## Aim
Give every line again exactly as it appears, please, but not the pictures.

## Stored data
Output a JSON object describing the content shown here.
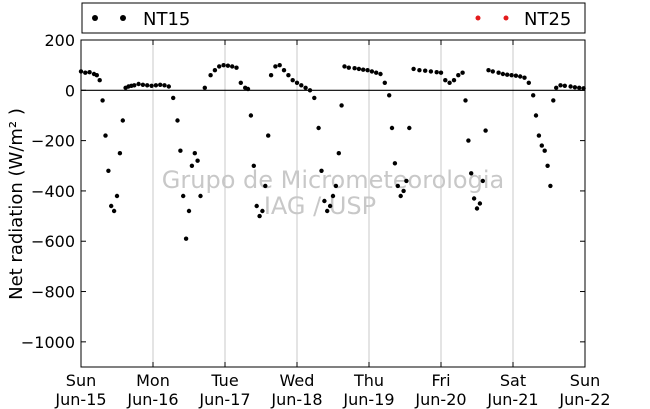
{
  "chart_data": {
    "type": "scatter",
    "title": "",
    "xlabel": "",
    "ylabel": "Net radiation (W/m² )",
    "ylim": [
      -1100,
      200
    ],
    "xlim": [
      0,
      7
    ],
    "yticks": [
      200,
      0,
      -200,
      -400,
      -600,
      -800,
      -1000
    ],
    "ytick_labels": [
      "200",
      "0",
      "−200",
      "−400",
      "−600",
      "−800",
      "−1000"
    ],
    "xticks": [
      {
        "value": 0,
        "day": "Sun",
        "date": "Jun-15"
      },
      {
        "value": 1,
        "day": "Mon",
        "date": "Jun-16"
      },
      {
        "value": 2,
        "day": "Tue",
        "date": "Jun-17"
      },
      {
        "value": 3,
        "day": "Wed",
        "date": "Jun-18"
      },
      {
        "value": 4,
        "day": "Thu",
        "date": "Jun-19"
      },
      {
        "value": 5,
        "day": "Fri",
        "date": "Jun-20"
      },
      {
        "value": 6,
        "day": "Sat",
        "date": "Jun-21"
      },
      {
        "value": 7,
        "day": "Sun",
        "date": "Jun-22"
      }
    ],
    "zero_line": true,
    "vertical_gridlines": true,
    "legend_position": "top",
    "watermark": [
      "Grupo de Micrometeorologia",
      "IAG / USP"
    ],
    "series": [
      {
        "name": "NT15",
        "color": "#000000",
        "x": [
          0.0,
          0.06,
          0.12,
          0.18,
          0.22,
          0.26,
          0.3,
          0.34,
          0.38,
          0.42,
          0.46,
          0.5,
          0.54,
          0.58,
          0.62,
          0.66,
          0.7,
          0.74,
          0.8,
          0.86,
          0.92,
          0.98,
          1.04,
          1.1,
          1.16,
          1.22,
          1.28,
          1.34,
          1.38,
          1.42,
          1.46,
          1.5,
          1.54,
          1.58,
          1.62,
          1.66,
          1.72,
          1.8,
          1.86,
          1.92,
          1.98,
          2.04,
          2.1,
          2.16,
          2.22,
          2.28,
          2.32,
          2.36,
          2.4,
          2.44,
          2.48,
          2.52,
          2.56,
          2.6,
          2.64,
          2.7,
          2.76,
          2.82,
          2.88,
          2.94,
          3.0,
          3.06,
          3.12,
          3.18,
          3.24,
          3.3,
          3.34,
          3.38,
          3.42,
          3.46,
          3.5,
          3.54,
          3.58,
          3.62,
          3.66,
          3.72,
          3.8,
          3.86,
          3.92,
          3.98,
          4.04,
          4.1,
          4.16,
          4.22,
          4.28,
          4.32,
          4.36,
          4.4,
          4.44,
          4.48,
          4.52,
          4.56,
          4.62,
          4.7,
          4.78,
          4.86,
          4.94,
          5.0,
          5.06,
          5.12,
          5.18,
          5.24,
          5.3,
          5.34,
          5.38,
          5.42,
          5.46,
          5.5,
          5.54,
          5.58,
          5.62,
          5.66,
          5.72,
          5.8,
          5.86,
          5.92,
          5.98,
          6.04,
          6.1,
          6.16,
          6.22,
          6.28,
          6.32,
          6.36,
          6.4,
          6.44,
          6.48,
          6.52,
          6.56,
          6.6,
          6.66,
          6.72,
          6.8,
          6.86,
          6.92,
          6.98
        ],
        "y": [
          75,
          70,
          72,
          65,
          60,
          40,
          -40,
          -180,
          -320,
          -460,
          -480,
          -420,
          -250,
          -120,
          10,
          15,
          18,
          20,
          25,
          22,
          20,
          18,
          20,
          22,
          20,
          15,
          -30,
          -120,
          -240,
          -420,
          -590,
          -480,
          -300,
          -250,
          -280,
          -420,
          10,
          60,
          80,
          95,
          100,
          98,
          95,
          90,
          30,
          10,
          5,
          -100,
          -300,
          -460,
          -500,
          -480,
          -380,
          -180,
          60,
          95,
          100,
          80,
          60,
          40,
          30,
          20,
          10,
          0,
          -30,
          -150,
          -320,
          -440,
          -480,
          -460,
          -420,
          -380,
          -250,
          -60,
          95,
          90,
          88,
          85,
          82,
          80,
          75,
          70,
          65,
          30,
          -20,
          -150,
          -290,
          -380,
          -420,
          -400,
          -360,
          -150,
          85,
          80,
          78,
          75,
          72,
          70,
          40,
          30,
          40,
          60,
          70,
          -40,
          -200,
          -330,
          -430,
          -470,
          -450,
          -360,
          -160,
          80,
          75,
          70,
          65,
          62,
          60,
          58,
          55,
          50,
          30,
          -20,
          -100,
          -180,
          -220,
          -240,
          -300,
          -380,
          -40,
          10,
          20,
          18,
          15,
          12,
          10,
          8
        ]
      },
      {
        "name": "NT25",
        "color": "#e31a1c",
        "x": [],
        "y": []
      }
    ]
  }
}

## Task solution
Output a JSON object describing the content shown here.
{
  "chart_data": {
    "type": "scatter",
    "title": "",
    "xlabel": "",
    "ylabel": "Net radiation (W/m² )",
    "ylim": [
      -1100,
      200
    ],
    "xlim": [
      0,
      7
    ],
    "yticks": [
      200,
      0,
      -200,
      -400,
      -600,
      -800,
      -1000
    ],
    "ytick_labels": [
      "200",
      "0",
      "−200",
      "−400",
      "−600",
      "−800",
      "−1000"
    ],
    "xticks": [
      {
        "value": 0,
        "day": "Sun",
        "date": "Jun-15"
      },
      {
        "value": 1,
        "day": "Mon",
        "date": "Jun-16"
      },
      {
        "value": 2,
        "day": "Tue",
        "date": "Jun-17"
      },
      {
        "value": 3,
        "day": "Wed",
        "date": "Jun-18"
      },
      {
        "value": 4,
        "day": "Thu",
        "date": "Jun-19"
      },
      {
        "value": 5,
        "day": "Fri",
        "date": "Jun-20"
      },
      {
        "value": 6,
        "day": "Sat",
        "date": "Jun-21"
      },
      {
        "value": 7,
        "day": "Sun",
        "date": "Jun-22"
      }
    ],
    "zero_line": true,
    "vertical_gridlines": true,
    "legend_position": "top",
    "watermark": [
      "Grupo de Micrometeorologia",
      "IAG / USP"
    ],
    "series": [
      {
        "name": "NT15",
        "color": "#000000",
        "x": [
          0.0,
          0.06,
          0.12,
          0.18,
          0.22,
          0.26,
          0.3,
          0.34,
          0.38,
          0.42,
          0.46,
          0.5,
          0.54,
          0.58,
          0.62,
          0.66,
          0.7,
          0.74,
          0.8,
          0.86,
          0.92,
          0.98,
          1.04,
          1.1,
          1.16,
          1.22,
          1.28,
          1.34,
          1.38,
          1.42,
          1.46,
          1.5,
          1.54,
          1.58,
          1.62,
          1.66,
          1.72,
          1.8,
          1.86,
          1.92,
          1.98,
          2.04,
          2.1,
          2.16,
          2.22,
          2.28,
          2.32,
          2.36,
          2.4,
          2.44,
          2.48,
          2.52,
          2.56,
          2.6,
          2.64,
          2.7,
          2.76,
          2.82,
          2.88,
          2.94,
          3.0,
          3.06,
          3.12,
          3.18,
          3.24,
          3.3,
          3.34,
          3.38,
          3.42,
          3.46,
          3.5,
          3.54,
          3.58,
          3.62,
          3.66,
          3.72,
          3.8,
          3.86,
          3.92,
          3.98,
          4.04,
          4.1,
          4.16,
          4.22,
          4.28,
          4.32,
          4.36,
          4.4,
          4.44,
          4.48,
          4.52,
          4.56,
          4.62,
          4.7,
          4.78,
          4.86,
          4.94,
          5.0,
          5.06,
          5.12,
          5.18,
          5.24,
          5.3,
          5.34,
          5.38,
          5.42,
          5.46,
          5.5,
          5.54,
          5.58,
          5.62,
          5.66,
          5.72,
          5.8,
          5.86,
          5.92,
          5.98,
          6.04,
          6.1,
          6.16,
          6.22,
          6.28,
          6.32,
          6.36,
          6.4,
          6.44,
          6.48,
          6.52,
          6.56,
          6.6,
          6.66,
          6.72,
          6.8,
          6.86,
          6.92,
          6.98
        ],
        "y": [
          75,
          70,
          72,
          65,
          60,
          40,
          -40,
          -180,
          -320,
          -460,
          -480,
          -420,
          -250,
          -120,
          10,
          15,
          18,
          20,
          25,
          22,
          20,
          18,
          20,
          22,
          20,
          15,
          -30,
          -120,
          -240,
          -420,
          -590,
          -480,
          -300,
          -250,
          -280,
          -420,
          10,
          60,
          80,
          95,
          100,
          98,
          95,
          90,
          30,
          10,
          5,
          -100,
          -300,
          -460,
          -500,
          -480,
          -380,
          -180,
          60,
          95,
          100,
          80,
          60,
          40,
          30,
          20,
          10,
          0,
          -30,
          -150,
          -320,
          -440,
          -480,
          -460,
          -420,
          -380,
          -250,
          -60,
          95,
          90,
          88,
          85,
          82,
          80,
          75,
          70,
          65,
          30,
          -20,
          -150,
          -290,
          -380,
          -420,
          -400,
          -360,
          -150,
          85,
          80,
          78,
          75,
          72,
          70,
          40,
          30,
          40,
          60,
          70,
          -40,
          -200,
          -330,
          -430,
          -470,
          -450,
          -360,
          -160,
          80,
          75,
          70,
          65,
          62,
          60,
          58,
          55,
          50,
          30,
          -20,
          -100,
          -180,
          -220,
          -240,
          -300,
          -380,
          -40,
          10,
          20,
          18,
          15,
          12,
          10,
          8
        ]
      },
      {
        "name": "NT25",
        "color": "#e31a1c",
        "x": [],
        "y": []
      }
    ]
  }
}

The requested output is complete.